Gather all lines in the entries below that include the word "JSON".

___ DATA SUPPLIED

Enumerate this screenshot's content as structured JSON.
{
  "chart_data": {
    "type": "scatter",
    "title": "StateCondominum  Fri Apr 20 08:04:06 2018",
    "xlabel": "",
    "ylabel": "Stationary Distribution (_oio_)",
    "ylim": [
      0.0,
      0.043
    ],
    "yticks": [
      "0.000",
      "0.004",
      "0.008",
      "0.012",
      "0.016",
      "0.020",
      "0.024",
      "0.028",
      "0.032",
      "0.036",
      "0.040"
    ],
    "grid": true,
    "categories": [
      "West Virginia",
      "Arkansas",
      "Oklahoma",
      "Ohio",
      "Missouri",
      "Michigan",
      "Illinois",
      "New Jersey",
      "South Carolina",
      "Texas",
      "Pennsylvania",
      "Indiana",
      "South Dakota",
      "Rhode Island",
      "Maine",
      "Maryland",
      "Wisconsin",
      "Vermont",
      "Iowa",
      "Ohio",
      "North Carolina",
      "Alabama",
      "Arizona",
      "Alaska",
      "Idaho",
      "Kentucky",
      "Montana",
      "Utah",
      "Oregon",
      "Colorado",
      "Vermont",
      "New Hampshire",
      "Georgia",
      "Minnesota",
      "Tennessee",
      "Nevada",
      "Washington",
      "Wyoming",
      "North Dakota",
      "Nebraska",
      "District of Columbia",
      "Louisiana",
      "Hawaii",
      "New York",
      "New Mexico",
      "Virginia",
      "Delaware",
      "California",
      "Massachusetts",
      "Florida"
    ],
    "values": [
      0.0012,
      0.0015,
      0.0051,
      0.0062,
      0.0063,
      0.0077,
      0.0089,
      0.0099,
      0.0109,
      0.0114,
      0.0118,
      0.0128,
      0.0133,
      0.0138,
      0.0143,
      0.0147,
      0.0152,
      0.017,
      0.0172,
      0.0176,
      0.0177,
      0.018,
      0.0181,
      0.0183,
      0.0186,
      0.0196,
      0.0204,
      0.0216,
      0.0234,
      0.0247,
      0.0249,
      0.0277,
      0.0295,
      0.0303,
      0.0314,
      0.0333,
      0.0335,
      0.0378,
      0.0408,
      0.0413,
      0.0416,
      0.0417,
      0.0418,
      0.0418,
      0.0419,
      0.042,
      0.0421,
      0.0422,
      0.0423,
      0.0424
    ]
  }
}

______
___ DATA SUPPLIED

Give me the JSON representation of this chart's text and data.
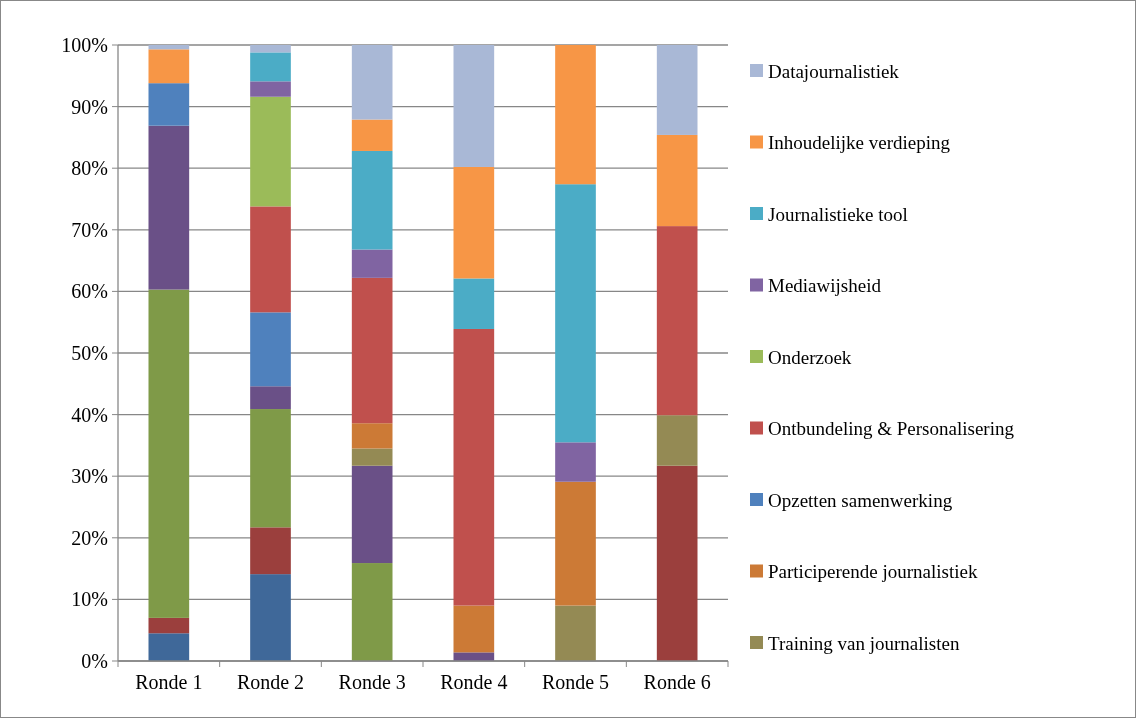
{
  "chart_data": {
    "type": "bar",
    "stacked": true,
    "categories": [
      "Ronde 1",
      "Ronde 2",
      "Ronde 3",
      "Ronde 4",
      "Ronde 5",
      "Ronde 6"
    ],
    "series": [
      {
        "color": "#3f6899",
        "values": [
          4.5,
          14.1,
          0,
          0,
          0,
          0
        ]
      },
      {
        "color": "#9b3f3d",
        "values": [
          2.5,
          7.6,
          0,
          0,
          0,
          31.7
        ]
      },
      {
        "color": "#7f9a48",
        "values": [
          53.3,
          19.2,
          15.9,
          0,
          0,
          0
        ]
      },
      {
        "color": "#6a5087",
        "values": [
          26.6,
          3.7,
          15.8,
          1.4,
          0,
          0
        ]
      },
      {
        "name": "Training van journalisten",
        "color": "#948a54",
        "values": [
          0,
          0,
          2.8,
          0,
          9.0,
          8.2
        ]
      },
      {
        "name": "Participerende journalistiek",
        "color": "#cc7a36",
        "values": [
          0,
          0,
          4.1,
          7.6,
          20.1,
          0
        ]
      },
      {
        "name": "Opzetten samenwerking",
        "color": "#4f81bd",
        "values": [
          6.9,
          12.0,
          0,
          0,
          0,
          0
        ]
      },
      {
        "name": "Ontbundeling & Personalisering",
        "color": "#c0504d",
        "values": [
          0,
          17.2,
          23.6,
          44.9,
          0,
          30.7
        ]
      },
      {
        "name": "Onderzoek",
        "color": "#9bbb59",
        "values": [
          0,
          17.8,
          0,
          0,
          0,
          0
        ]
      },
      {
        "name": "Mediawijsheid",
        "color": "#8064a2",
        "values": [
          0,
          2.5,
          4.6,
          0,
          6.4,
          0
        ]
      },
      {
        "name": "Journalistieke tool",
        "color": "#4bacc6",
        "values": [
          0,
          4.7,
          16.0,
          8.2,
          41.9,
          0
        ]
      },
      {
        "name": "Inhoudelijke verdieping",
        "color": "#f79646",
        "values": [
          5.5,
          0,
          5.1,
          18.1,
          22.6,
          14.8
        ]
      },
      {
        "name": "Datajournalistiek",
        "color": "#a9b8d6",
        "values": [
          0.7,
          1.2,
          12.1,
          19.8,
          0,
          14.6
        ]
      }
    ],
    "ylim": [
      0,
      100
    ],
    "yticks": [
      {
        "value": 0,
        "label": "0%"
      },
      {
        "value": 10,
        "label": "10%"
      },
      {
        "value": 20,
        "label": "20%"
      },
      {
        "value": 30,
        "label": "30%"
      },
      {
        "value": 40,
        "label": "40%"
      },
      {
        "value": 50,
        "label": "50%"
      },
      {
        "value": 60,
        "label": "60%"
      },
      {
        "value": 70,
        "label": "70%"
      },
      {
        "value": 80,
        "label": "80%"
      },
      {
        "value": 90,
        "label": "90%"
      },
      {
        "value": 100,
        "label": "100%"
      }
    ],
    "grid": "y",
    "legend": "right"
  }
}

______

◆ FINAL ANSWER ◆
Enumerate this screenshot's content as structured JSON.
Give me the JSON representation of this chart's text and data.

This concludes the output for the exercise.